Copy each entry as it stands, leaving nothing out.
=======
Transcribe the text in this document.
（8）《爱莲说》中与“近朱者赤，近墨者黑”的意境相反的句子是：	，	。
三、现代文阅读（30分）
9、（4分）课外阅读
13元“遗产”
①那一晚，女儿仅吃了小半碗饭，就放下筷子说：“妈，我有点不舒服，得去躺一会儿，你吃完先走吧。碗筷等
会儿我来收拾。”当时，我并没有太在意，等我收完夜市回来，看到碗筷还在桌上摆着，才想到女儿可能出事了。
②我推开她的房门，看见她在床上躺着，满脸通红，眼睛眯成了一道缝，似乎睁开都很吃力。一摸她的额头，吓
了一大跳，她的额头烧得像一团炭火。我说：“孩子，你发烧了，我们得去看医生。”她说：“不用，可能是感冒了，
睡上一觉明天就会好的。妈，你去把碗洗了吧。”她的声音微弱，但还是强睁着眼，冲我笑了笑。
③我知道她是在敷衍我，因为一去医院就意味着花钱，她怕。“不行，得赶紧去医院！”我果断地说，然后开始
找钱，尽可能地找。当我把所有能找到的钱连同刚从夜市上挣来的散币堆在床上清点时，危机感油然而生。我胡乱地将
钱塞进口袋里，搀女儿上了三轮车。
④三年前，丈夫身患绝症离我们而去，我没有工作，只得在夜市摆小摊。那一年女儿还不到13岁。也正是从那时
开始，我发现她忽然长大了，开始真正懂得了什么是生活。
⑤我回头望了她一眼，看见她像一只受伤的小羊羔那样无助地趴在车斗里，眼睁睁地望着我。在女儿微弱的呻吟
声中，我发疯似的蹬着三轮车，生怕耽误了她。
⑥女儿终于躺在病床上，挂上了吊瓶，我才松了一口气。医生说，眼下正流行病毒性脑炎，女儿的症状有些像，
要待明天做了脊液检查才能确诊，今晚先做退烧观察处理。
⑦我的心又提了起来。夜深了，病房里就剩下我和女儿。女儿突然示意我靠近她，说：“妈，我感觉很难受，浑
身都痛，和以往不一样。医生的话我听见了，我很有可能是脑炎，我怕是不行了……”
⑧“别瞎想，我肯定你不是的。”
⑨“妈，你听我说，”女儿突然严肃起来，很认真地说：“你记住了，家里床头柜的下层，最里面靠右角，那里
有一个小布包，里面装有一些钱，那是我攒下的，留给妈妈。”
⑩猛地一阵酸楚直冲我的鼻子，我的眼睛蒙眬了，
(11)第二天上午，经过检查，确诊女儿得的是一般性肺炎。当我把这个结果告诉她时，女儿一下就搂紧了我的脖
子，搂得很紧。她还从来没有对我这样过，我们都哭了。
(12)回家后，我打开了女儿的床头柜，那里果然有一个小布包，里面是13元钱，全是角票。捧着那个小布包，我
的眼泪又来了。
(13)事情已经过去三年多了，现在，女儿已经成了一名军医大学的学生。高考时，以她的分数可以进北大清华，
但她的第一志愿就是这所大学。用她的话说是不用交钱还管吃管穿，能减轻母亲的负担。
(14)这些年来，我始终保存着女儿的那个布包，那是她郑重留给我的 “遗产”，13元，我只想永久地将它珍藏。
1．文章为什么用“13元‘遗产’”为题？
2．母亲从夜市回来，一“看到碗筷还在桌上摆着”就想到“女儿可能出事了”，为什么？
=======
SOLVED EXERCISE –
Transcribe the text in this document.
（8）《爱莲说》中与“近朱者赤，近墨者黑”的意境相反的句子是：	，	。
三、现代文阅读（30分）
9、（4分）课外阅读
13元“遗产”
①那一晚，女儿仅吃了小半碗饭，就放下筷子说：“妈，我有点不舒服，得去躺一会儿，你吃完先走吧。碗筷等
会儿我来收拾。”当时，我并没有太在意，等我收完夜市回来，看到碗筷还在桌上摆着，才想到女儿可能出事了。
②我推开她的房门，看见她在床上躺着，满脸通红，眼睛眯成了一道缝，似乎睁开都很吃力。一摸她的额头，吓
了一大跳，她的额头烧得像一团炭火。我说：“孩子，你发烧了，我们得去看医生。”她说：“不用，可能是感冒了，
睡上一觉明天就会好的。妈，你去把碗洗了吧。”她的声音微弱，但还是强睁着眼，冲我笑了笑。
③我知道她是在敷衍我，因为一去医院就意味着花钱，她怕。“不行，得赶紧去医院！”我果断地说，然后开始
找钱，尽可能地找。当我把所有能找到的钱连同刚从夜市上挣来的散币堆在床上清点时，危机感油然而生。我胡乱地将
钱塞进口袋里，搀女儿上了三轮车。
④三年前，丈夫身患绝症离我们而去，我没有工作，只得在夜市摆小摊。那一年女儿还不到13岁。也正是从那时
开始，我发现她忽然长大了，开始真正懂得了什么是生活。
⑤我回头望了她一眼，看见她像一只受伤的小羊羔那样无助地趴在车斗里，眼睁睁地望着我。在女儿微弱的呻吟
声中，我发疯似的蹬着三轮车，生怕耽误了她。
⑥女儿终于躺在病床上，挂上了吊瓶，我才松了一口气。医生说，眼下正流行病毒性脑炎，女儿的症状有些像，
要待明天做了脊液检查才能确诊，今晚先做退烧观察处理。
⑦我的心又提了起来。夜深了，病房里就剩下我和女儿。女儿突然示意我靠近她，说：“妈，我感觉很难受，浑
身都痛，和以往不一样。医生的话我听见了，我很有可能是脑炎，我怕是不行了……”
⑧“别瞎想，我肯定你不是的。”
⑨“妈，你听我说，”女儿突然严肃起来，很认真地说：“你记住了，家里床头柜的下层，最里面靠右角，那里
有一个小布包，里面装有一些钱，那是我攒下的，留给妈妈。”
⑩猛地一阵酸楚直冲我的鼻子，我的眼睛蒙眬了，
(11)第二天上午，经过检查，确诊女儿得的是一般性肺炎。当我把这个结果告诉她时，女儿一下就搂紧了我的脖
子，搂得很紧。她还从来没有对我这样过，我们都哭了。
(12)回家后，我打开了女儿的床头柜，那里果然有一个小布包，里面是13元钱，全是角票。捧着那个小布包，我
的眼泪又来了。
(13)事情已经过去三年多了，现在，女儿已经成了一名军医大学的学生。高考时，以她的分数可以进北大清华，
但她的第一志愿就是这所大学。用她的话说是不用交钱还管吃管穿，能减轻母亲的负担。
(14)这些年来，我始终保存着女儿的那个布包，那是她郑重留给我的 “遗产”，13元，我只想永久地将它珍藏。
1．文章为什么用“13元‘遗产’”为题？
2．母亲从夜市回来，一“看到碗筷还在桌上摆着”就想到“女儿可能出事了”，为什么？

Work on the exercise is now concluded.